- **Available records**
— BEGIN —
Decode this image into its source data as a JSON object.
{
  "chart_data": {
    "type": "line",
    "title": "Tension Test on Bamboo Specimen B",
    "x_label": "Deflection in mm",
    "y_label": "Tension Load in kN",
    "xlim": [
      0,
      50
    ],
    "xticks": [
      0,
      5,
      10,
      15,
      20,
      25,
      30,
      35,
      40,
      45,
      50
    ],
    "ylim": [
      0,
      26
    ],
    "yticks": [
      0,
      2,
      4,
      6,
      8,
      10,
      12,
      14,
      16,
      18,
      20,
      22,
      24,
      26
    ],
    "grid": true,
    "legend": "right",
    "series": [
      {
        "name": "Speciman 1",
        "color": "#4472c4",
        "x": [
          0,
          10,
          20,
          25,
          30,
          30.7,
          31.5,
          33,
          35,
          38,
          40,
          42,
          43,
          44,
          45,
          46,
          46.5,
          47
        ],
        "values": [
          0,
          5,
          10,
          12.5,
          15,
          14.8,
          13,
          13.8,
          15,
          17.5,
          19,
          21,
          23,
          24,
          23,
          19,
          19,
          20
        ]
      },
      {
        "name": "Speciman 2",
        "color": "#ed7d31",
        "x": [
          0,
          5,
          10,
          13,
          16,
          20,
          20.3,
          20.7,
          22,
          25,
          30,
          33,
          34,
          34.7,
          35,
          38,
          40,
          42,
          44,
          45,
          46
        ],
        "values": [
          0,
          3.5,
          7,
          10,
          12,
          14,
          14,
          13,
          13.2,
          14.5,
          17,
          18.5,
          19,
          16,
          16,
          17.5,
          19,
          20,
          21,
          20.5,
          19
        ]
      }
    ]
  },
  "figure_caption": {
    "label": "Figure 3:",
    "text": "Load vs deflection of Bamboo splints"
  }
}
— END —
- **Task statement**
Go through the material above line by line and copy it exactly.

- **Result below**
Decode this image into its source data as a JSON object.
{
  "chart_data": {
    "type": "line",
    "title": "Tension Test on Bamboo Specimen B",
    "x_label": "Deflection in mm",
    "y_label": "Tension Load in kN",
    "xlim": [
      0,
      50
    ],
    "xticks": [
      0,
      5,
      10,
      15,
      20,
      25,
      30,
      35,
      40,
      45,
      50
    ],
    "ylim": [
      0,
      26
    ],
    "yticks": [
      0,
      2,
      4,
      6,
      8,
      10,
      12,
      14,
      16,
      18,
      20,
      22,
      24,
      26
    ],
    "grid": true,
    "legend": "right",
    "series": [
      {
        "name": "Speciman 1",
        "color": "#4472c4",
        "x": [
          0,
          10,
          20,
          25,
          30,
          30.7,
          31.5,
          33,
          35,
          38,
          40,
          42,
          43,
          44,
          45,
          46,
          46.5,
          47
        ],
        "values": [
          0,
          5,
          10,
          12.5,
          15,
          14.8,
          13,
          13.8,
          15,
          17.5,
          19,
          21,
          23,
          24,
          23,
          19,
          19,
          20
        ]
      },
      {
        "name": "Speciman 2",
        "color": "#ed7d31",
        "x": [
          0,
          5,
          10,
          13,
          16,
          20,
          20.3,
          20.7,
          22,
          25,
          30,
          33,
          34,
          34.7,
          35,
          38,
          40,
          42,
          44,
          45,
          46
        ],
        "values": [
          0,
          3.5,
          7,
          10,
          12,
          14,
          14,
          13,
          13.2,
          14.5,
          17,
          18.5,
          19,
          16,
          16,
          17.5,
          19,
          20,
          21,
          20.5,
          19
        ]
      }
    ]
  },
  "figure_caption": {
    "label": "Figure 3:",
    "text": "Load vs deflection of Bamboo splints"
  }
}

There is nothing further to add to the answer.